--- Dataset ---

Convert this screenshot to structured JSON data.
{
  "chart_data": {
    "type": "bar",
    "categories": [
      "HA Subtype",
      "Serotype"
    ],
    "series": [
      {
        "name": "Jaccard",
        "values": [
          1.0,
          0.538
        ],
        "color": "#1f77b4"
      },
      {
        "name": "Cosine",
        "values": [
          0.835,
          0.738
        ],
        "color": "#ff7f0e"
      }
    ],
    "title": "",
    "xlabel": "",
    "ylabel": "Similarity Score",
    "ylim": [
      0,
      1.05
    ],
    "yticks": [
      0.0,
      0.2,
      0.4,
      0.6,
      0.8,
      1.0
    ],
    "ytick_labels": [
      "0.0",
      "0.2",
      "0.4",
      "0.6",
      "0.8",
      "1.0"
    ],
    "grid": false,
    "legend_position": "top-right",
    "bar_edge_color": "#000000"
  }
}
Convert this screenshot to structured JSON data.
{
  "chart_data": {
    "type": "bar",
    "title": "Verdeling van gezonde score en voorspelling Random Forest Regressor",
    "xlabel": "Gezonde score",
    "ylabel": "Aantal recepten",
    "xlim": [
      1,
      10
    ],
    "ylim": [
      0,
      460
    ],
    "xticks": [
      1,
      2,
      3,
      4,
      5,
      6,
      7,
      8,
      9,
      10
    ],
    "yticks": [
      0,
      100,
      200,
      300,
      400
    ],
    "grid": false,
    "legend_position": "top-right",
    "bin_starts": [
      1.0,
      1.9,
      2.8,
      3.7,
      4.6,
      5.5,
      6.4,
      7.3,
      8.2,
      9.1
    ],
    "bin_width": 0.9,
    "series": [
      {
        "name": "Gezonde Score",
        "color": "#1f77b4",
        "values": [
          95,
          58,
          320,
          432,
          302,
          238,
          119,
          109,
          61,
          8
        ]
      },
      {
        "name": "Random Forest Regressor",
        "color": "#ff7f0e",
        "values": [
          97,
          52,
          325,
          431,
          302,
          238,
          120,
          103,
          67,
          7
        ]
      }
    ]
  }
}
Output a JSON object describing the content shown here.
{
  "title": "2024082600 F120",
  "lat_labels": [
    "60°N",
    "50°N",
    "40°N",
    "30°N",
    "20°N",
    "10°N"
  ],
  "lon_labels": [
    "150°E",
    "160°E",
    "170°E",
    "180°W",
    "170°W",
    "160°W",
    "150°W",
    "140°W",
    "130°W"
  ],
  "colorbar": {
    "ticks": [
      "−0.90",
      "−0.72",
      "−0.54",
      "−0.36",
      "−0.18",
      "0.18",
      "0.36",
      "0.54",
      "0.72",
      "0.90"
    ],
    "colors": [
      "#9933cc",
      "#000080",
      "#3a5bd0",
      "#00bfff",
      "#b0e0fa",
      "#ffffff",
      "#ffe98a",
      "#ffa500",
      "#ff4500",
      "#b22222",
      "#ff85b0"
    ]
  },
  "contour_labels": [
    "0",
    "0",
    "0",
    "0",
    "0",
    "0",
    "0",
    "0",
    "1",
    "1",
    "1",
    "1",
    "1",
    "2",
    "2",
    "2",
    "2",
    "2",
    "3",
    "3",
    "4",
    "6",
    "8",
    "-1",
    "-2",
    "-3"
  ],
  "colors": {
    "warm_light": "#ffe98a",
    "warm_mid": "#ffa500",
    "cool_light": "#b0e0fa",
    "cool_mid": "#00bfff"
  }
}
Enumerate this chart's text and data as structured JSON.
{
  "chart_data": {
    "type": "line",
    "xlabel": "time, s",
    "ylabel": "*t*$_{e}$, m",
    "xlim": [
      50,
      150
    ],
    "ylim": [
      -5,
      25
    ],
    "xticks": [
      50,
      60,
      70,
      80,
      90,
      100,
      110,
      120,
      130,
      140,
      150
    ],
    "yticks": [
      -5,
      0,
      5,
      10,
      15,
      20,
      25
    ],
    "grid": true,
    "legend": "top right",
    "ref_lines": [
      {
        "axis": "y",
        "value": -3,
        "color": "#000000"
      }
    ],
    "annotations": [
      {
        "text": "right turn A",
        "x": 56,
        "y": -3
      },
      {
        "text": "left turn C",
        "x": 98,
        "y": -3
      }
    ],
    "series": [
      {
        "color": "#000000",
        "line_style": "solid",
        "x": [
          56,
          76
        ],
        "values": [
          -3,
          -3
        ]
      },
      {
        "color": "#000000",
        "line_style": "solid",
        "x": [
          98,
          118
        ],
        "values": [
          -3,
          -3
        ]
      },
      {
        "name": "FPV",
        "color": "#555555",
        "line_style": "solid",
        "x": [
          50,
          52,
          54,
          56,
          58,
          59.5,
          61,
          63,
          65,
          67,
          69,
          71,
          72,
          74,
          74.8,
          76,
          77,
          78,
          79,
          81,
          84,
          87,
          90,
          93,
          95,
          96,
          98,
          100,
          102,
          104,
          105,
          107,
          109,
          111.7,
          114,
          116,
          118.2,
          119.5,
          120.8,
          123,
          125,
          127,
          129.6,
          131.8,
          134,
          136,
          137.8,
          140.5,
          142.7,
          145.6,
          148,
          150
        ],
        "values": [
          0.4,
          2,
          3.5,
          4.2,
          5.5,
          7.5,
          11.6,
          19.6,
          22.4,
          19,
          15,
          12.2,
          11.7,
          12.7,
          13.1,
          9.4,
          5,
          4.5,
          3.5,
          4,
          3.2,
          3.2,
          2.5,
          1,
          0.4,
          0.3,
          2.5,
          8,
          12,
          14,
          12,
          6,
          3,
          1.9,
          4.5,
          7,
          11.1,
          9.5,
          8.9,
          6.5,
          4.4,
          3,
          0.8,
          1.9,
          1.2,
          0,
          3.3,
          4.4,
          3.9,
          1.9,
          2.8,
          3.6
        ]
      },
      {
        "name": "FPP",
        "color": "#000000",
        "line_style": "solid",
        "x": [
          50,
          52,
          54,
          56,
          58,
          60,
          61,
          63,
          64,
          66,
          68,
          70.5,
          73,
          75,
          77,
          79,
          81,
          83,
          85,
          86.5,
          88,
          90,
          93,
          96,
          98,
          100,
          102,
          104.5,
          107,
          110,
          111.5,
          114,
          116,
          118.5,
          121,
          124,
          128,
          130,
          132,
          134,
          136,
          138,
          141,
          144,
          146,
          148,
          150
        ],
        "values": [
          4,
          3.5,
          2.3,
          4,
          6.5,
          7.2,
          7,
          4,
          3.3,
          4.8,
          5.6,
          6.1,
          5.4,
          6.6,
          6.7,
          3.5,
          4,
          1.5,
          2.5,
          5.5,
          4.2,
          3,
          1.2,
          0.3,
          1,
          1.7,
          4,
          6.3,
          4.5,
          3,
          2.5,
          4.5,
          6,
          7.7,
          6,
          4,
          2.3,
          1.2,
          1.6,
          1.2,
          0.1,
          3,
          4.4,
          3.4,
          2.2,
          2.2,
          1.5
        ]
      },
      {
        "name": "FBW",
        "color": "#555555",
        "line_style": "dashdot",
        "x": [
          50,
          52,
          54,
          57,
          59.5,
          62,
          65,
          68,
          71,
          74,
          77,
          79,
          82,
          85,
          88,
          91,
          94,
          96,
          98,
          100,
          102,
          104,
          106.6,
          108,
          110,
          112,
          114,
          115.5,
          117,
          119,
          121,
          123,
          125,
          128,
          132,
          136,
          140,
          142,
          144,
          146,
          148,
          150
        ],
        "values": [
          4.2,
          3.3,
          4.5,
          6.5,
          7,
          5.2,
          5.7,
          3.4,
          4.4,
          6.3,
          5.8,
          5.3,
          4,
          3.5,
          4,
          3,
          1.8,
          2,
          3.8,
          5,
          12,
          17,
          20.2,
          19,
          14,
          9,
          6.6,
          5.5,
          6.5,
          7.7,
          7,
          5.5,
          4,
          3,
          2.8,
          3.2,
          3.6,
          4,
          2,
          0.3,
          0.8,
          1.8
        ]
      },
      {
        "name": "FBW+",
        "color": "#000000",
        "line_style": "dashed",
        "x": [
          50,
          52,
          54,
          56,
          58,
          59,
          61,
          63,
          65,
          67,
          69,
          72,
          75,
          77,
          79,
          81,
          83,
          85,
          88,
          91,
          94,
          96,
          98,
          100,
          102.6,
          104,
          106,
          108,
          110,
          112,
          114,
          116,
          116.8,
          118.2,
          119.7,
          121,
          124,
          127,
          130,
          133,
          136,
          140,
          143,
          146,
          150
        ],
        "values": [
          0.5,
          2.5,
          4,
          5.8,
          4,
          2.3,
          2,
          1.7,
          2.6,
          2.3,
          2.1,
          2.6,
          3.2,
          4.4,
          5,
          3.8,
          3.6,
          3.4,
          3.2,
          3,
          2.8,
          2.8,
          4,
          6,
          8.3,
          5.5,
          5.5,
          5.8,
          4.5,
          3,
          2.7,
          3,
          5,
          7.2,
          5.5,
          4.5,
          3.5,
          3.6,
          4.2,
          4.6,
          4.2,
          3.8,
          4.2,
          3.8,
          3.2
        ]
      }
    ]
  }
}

---

Exercise directions |
From the data above, show each line that contains "title".

Exercise answer |
    "title": "",
    "title": "Verdeling van gezonde score en voorspelling Random Forest Regressor",
  "title": "2024082600 F120",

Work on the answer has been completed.